* DATA ROWS *
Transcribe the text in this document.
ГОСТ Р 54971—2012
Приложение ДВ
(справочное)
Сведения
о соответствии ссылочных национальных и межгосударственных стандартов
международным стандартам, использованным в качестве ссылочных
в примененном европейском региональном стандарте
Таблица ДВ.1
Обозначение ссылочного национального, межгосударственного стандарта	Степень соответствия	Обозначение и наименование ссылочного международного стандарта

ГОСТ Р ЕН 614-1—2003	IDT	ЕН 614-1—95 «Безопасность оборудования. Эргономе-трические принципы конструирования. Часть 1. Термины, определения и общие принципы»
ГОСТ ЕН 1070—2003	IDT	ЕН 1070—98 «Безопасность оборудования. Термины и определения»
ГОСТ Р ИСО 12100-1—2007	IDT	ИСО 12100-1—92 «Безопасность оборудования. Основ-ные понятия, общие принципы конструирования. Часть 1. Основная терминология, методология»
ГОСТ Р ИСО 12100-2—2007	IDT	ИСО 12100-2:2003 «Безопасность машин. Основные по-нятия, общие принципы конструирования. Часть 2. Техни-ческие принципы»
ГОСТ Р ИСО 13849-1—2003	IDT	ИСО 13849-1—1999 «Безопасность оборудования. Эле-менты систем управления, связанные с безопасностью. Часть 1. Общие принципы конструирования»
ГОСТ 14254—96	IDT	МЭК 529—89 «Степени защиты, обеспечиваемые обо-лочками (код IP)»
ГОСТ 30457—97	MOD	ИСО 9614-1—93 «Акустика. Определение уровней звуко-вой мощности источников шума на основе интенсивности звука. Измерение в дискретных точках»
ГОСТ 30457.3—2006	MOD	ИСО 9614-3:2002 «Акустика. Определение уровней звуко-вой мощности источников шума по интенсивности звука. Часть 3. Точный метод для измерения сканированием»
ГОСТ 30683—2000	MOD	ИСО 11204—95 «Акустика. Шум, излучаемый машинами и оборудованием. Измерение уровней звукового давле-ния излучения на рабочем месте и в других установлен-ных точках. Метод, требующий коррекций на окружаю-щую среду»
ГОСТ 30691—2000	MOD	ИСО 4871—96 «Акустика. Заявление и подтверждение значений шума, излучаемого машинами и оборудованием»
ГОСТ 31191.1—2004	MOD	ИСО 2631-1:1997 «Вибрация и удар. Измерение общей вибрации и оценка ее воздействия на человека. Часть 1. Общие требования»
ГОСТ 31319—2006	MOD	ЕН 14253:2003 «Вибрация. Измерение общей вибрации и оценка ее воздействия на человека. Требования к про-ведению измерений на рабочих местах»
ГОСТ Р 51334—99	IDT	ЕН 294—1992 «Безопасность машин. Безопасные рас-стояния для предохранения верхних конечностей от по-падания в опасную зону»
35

* WORK TO COMPLETE *
Please repeat the material above, word for word and in full.

* ANSWER TO THIS TASK *
Transcribe the text in this document.
ГОСТ Р 54971—2012
Приложение ДВ
(справочное)
Сведения
о соответствии ссылочных национальных и межгосударственных стандартов
международным стандартам, использованным в качестве ссылочных
в примененном европейском региональном стандарте
Таблица ДВ.1
Обозначение ссылочного национального, межгосударственного стандарта	Степень соответствия	Обозначение и наименование ссылочного международного стандарта

ГОСТ Р ЕН 614-1—2003	IDT	ЕН 614-1—95 «Безопасность оборудования. Эргономе-трические принципы конструирования. Часть 1. Термины, определения и общие принципы»
ГОСТ ЕН 1070—2003	IDT	ЕН 1070—98 «Безопасность оборудования. Термины и определения»
ГОСТ Р ИСО 12100-1—2007	IDT	ИСО 12100-1—92 «Безопасность оборудования. Основ-ные понятия, общие принципы конструирования. Часть 1. Основная терминология, методология»
ГОСТ Р ИСО 12100-2—2007	IDT	ИСО 12100-2:2003 «Безопасность машин. Основные по-нятия, общие принципы конструирования. Часть 2. Техни-ческие принципы»
ГОСТ Р ИСО 13849-1—2003	IDT	ИСО 13849-1—1999 «Безопасность оборудования. Эле-менты систем управления, связанные с безопасностью. Часть 1. Общие принципы конструирования»
ГОСТ 14254—96	IDT	МЭК 529—89 «Степени защиты, обеспечиваемые обо-лочками (код IP)»
ГОСТ 30457—97	MOD	ИСО 9614-1—93 «Акустика. Определение уровней звуко-вой мощности источников шума на основе интенсивности звука. Измерение в дискретных точках»
ГОСТ 30457.3—2006	MOD	ИСО 9614-3:2002 «Акустика. Определение уровней звуко-вой мощности источников шума по интенсивности звука. Часть 3. Точный метод для измерения сканированием»
ГОСТ 30683—2000	MOD	ИСО 11204—95 «Акустика. Шум, излучаемый машинами и оборудованием. Измерение уровней звукового давле-ния излучения на рабочем месте и в других установлен-ных точках. Метод, требующий коррекций на окружаю-щую среду»
ГОСТ 30691—2000	MOD	ИСО 4871—96 «Акустика. Заявление и подтверждение значений шума, излучаемого машинами и оборудованием»
ГОСТ 31191.1—2004	MOD	ИСО 2631-1:1997 «Вибрация и удар. Измерение общей вибрации и оценка ее воздействия на человека. Часть 1. Общие требования»
ГОСТ 31319—2006	MOD	ЕН 14253:2003 «Вибрация. Измерение общей вибрации и оценка ее воздействия на человека. Требования к про-ведению измерений на рабочих местах»
ГОСТ Р 51334—99	IDT	ЕН 294—1992 «Безопасность машин. Безопасные рас-стояния для предохранения верхних конечностей от по-падания в опасную зону»
35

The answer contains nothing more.